>>

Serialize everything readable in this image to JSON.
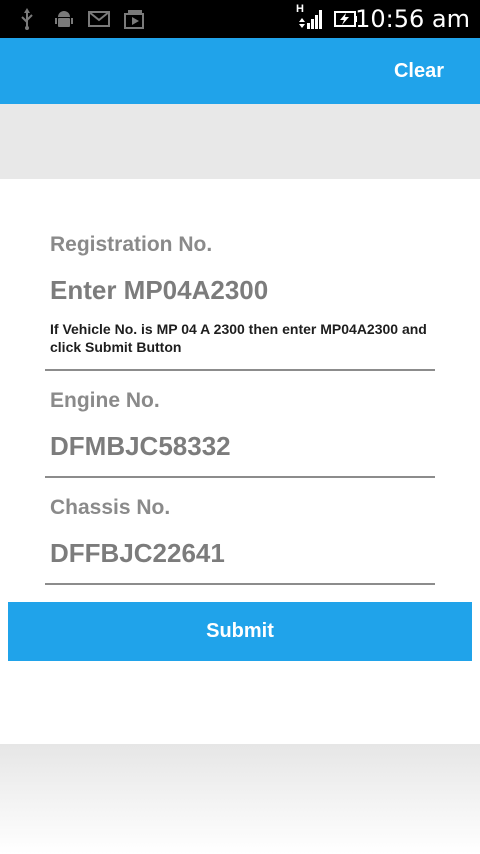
{
  "status_bar": {
    "time": "10:56 am",
    "network_type": "H",
    "icons": [
      "usb-icon",
      "android-debug-icon",
      "mail-icon",
      "media-play-icon",
      "signal-icon",
      "battery-charging-icon"
    ]
  },
  "action_bar": {
    "clear_label": "Clear",
    "color": "#20a3ea"
  },
  "form": {
    "registration": {
      "label": "Registration No.",
      "placeholder": "Enter MP04A2300",
      "hint": "If Vehicle No. is MP 04 A 2300 then enter MP04A2300 and click Submit Button"
    },
    "engine": {
      "label": "Engine No.",
      "value": "DFMBJC58332"
    },
    "chassis": {
      "label": "Chassis No.",
      "value": "DFFBJC22641"
    },
    "submit_label": "Submit"
  }
}
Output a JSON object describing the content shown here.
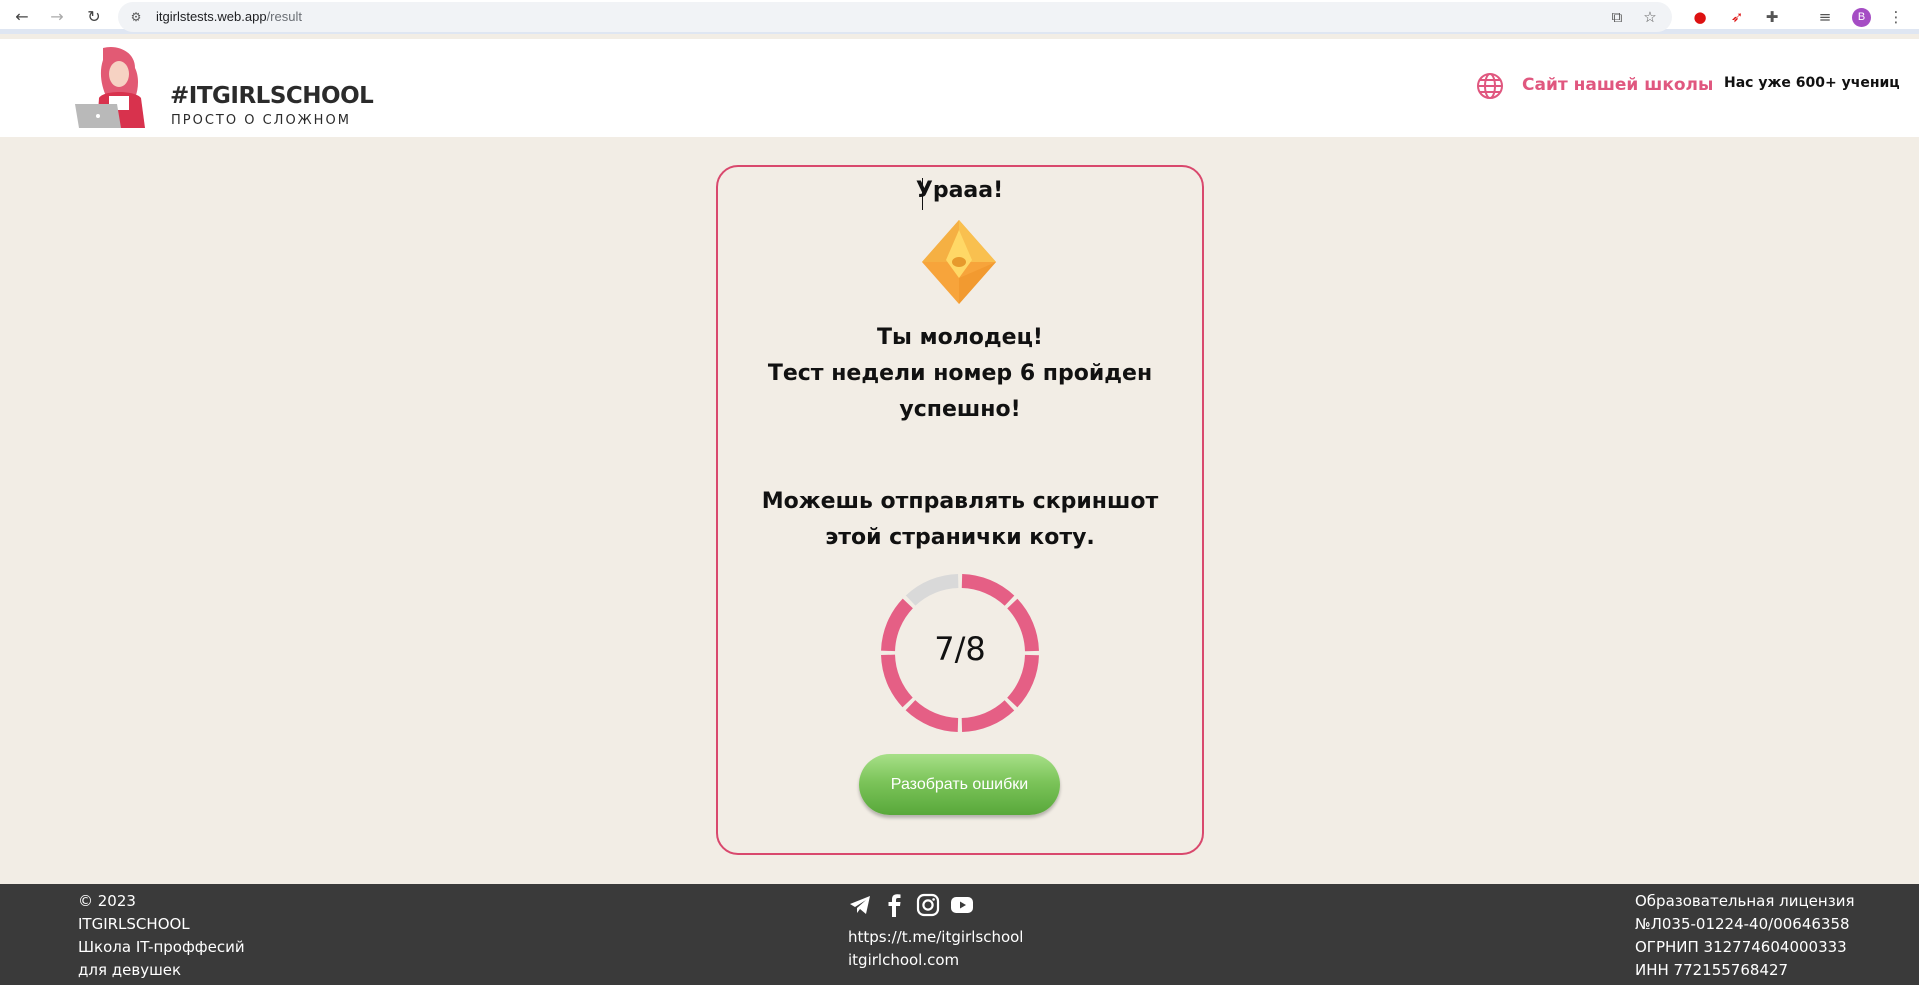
{
  "browser": {
    "url_host": "itgirlstests.web.app",
    "url_path": "/result",
    "profile_initial": "B"
  },
  "header": {
    "logo_title": "#ITGIRLSCHOOL",
    "logo_subtitle": "ПРОСТО О СЛОЖНОМ",
    "school_link": "Сайт нашей школы",
    "students": "Нас уже 600+ учениц"
  },
  "result": {
    "heading": "Урааа!",
    "message_line1": "Ты молодец!",
    "message_line2": "Тест недели номер 6 пройден успешно!",
    "share_text": "Можешь отправлять скриншот этой странички коту.",
    "score_text": "7/8",
    "score_correct": 7,
    "score_total": 8,
    "review_button": "Разобрать ошибки"
  },
  "colors": {
    "accent": "#e0577f",
    "ring_done": "#e55f85",
    "ring_missed": "#d9d9d9",
    "button_green": "#6dbb4d",
    "footer_bg": "#3a3a3a"
  },
  "footer": {
    "copyright": "© 2023",
    "brand": "ITGIRLSCHOOL",
    "tagline1": "Школа IT-проффесий",
    "tagline2": "для девушек",
    "social_icons": [
      "telegram-icon",
      "facebook-icon",
      "instagram-icon",
      "youtube-icon"
    ],
    "telegram_link": "https://t.me/itgirlschool",
    "site_link": "itgirlchool.com",
    "license1": "Образовательная лицензия",
    "license2": "№Л035-01224-40/00646358",
    "ogrnip": "ОГРНИП 312774604000333",
    "inn": "ИНН 772155768427"
  }
}
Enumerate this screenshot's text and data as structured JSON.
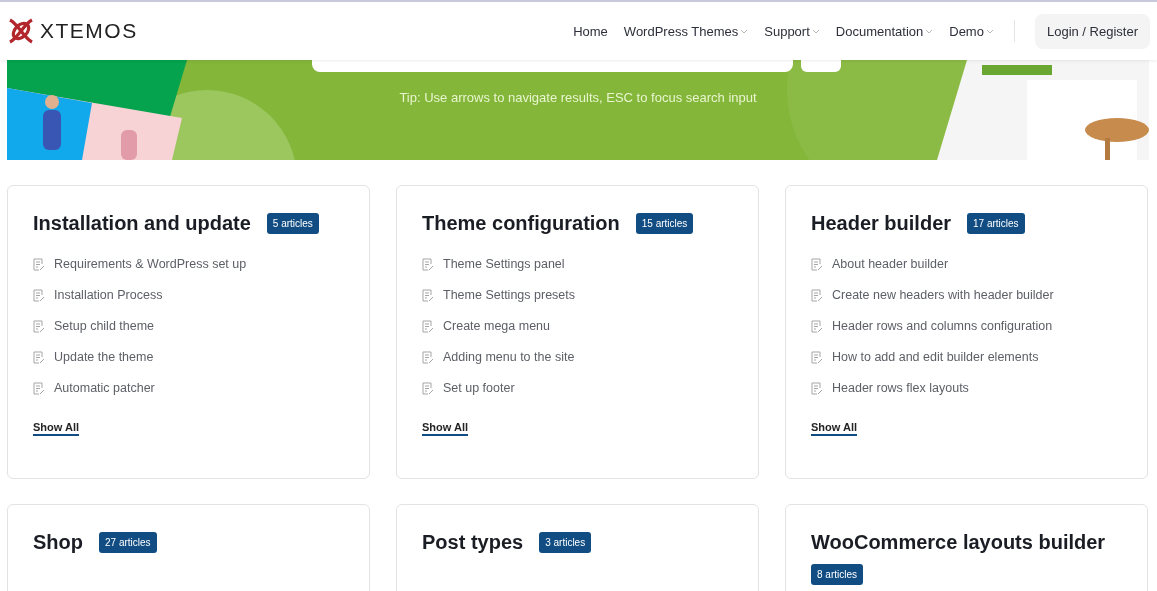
{
  "header": {
    "logo": "XTEMOS",
    "nav": [
      {
        "label": "Home",
        "dropdown": false
      },
      {
        "label": "WordPress Themes",
        "dropdown": true
      },
      {
        "label": "Support",
        "dropdown": true
      },
      {
        "label": "Documentation",
        "dropdown": true
      },
      {
        "label": "Demo",
        "dropdown": true
      }
    ],
    "login": "Login / Register"
  },
  "banner": {
    "tip": "Tip: Use arrows to navigate results, ESC to focus search input"
  },
  "sections": [
    {
      "title": "Installation and update",
      "badge": "5 articles",
      "articles": [
        "Requirements & WordPress set up",
        "Installation Process",
        "Setup child theme",
        "Update the theme",
        "Automatic patcher"
      ],
      "show_all": "Show All"
    },
    {
      "title": "Theme configuration",
      "badge": "15 articles",
      "articles": [
        "Theme Settings panel",
        "Theme Settings presets",
        "Create mega menu",
        "Adding menu to the site",
        "Set up footer"
      ],
      "show_all": "Show All"
    },
    {
      "title": "Header builder",
      "badge": "17 articles",
      "articles": [
        "About header builder",
        "Create new headers with header builder",
        "Header rows and columns configuration",
        "How to add and edit builder elements",
        "Header rows flex layouts"
      ],
      "show_all": "Show All"
    },
    {
      "title": "Shop",
      "badge": "27 articles"
    },
    {
      "title": "Post types",
      "badge": "3 articles"
    },
    {
      "title": "WooCommerce layouts builder",
      "badge": "8 articles"
    }
  ]
}
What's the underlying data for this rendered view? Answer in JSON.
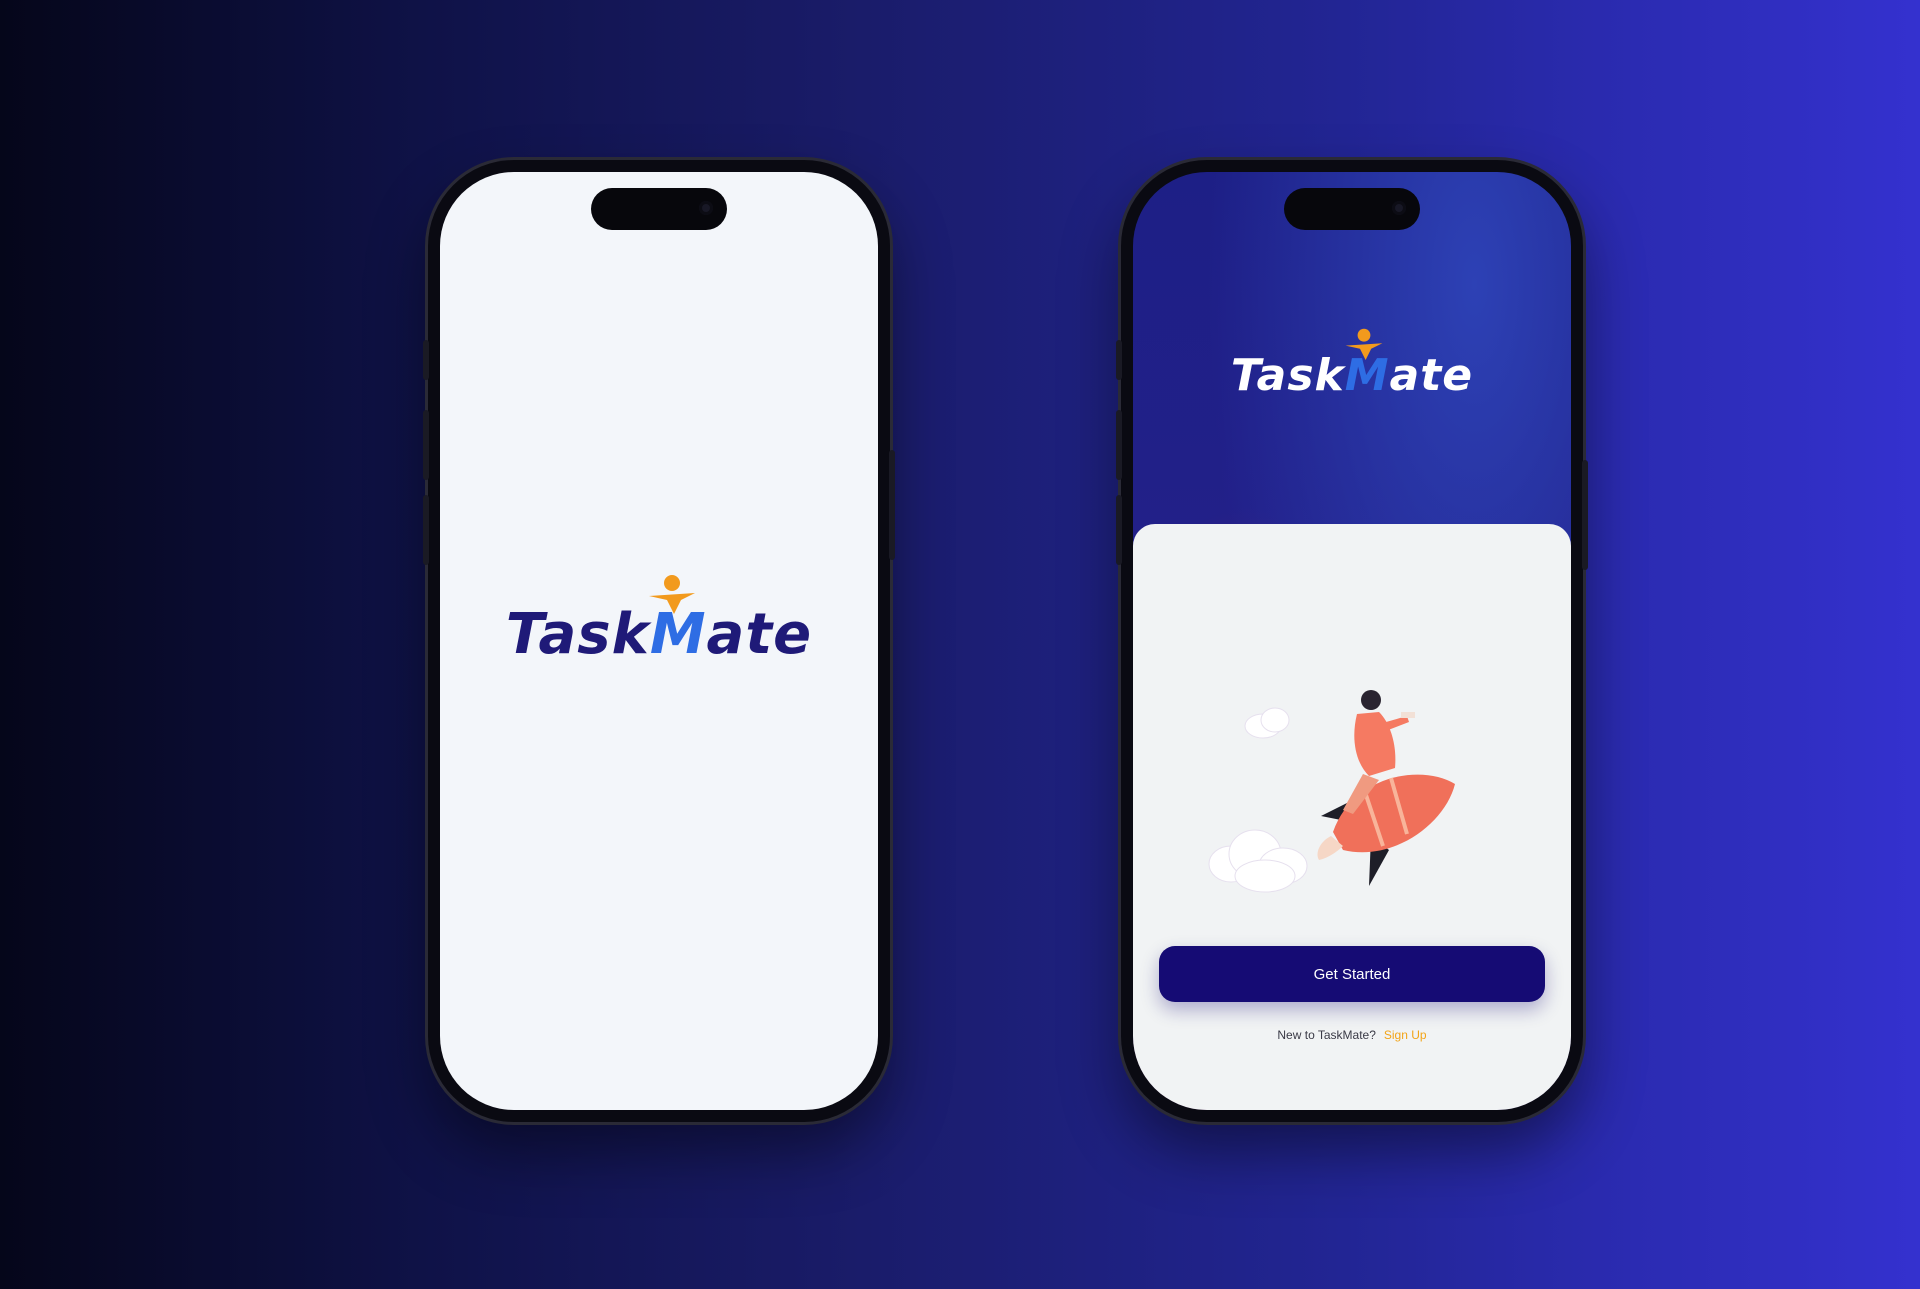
{
  "brand": {
    "logo_prefix": "Task",
    "logo_m": "M",
    "logo_suffix": "ate",
    "accent_color": "#f29a1d",
    "m_color": "#2e6de4",
    "primary_color": "#150b74",
    "link_color": "#f2a417"
  },
  "splash_screen": {
    "background": "#f3f6fa"
  },
  "welcome_screen": {
    "cta_label": "Get Started",
    "signup_prompt": "New to TaskMate?",
    "signup_link": "Sign Up",
    "illustration_icon": "rocket-rider-illustration"
  }
}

<<

> **AIM OF THE EXERCISE**: Your task is to retype the lines running from the one that contains "What's the underlying" through the end of the records, and nothing else. Pictures are not part of the copy.

> **RESULT OF THIS TASK**:
What's the underlying data for this rendered view? Answer in JSON.
{
  "brand": {
    "logo_prefix": "Task",
    "logo_m": "M",
    "logo_suffix": "ate",
    "accent_color": "#f29a1d",
    "m_color": "#2e6de4",
    "primary_color": "#150b74",
    "link_color": "#f2a417"
  },
  "splash_screen": {
    "background": "#f3f6fa"
  },
  "welcome_screen": {
    "cta_label": "Get Started",
    "signup_prompt": "New to TaskMate?",
    "signup_link": "Sign Up",
    "illustration_icon": "rocket-rider-illustration"
  }
}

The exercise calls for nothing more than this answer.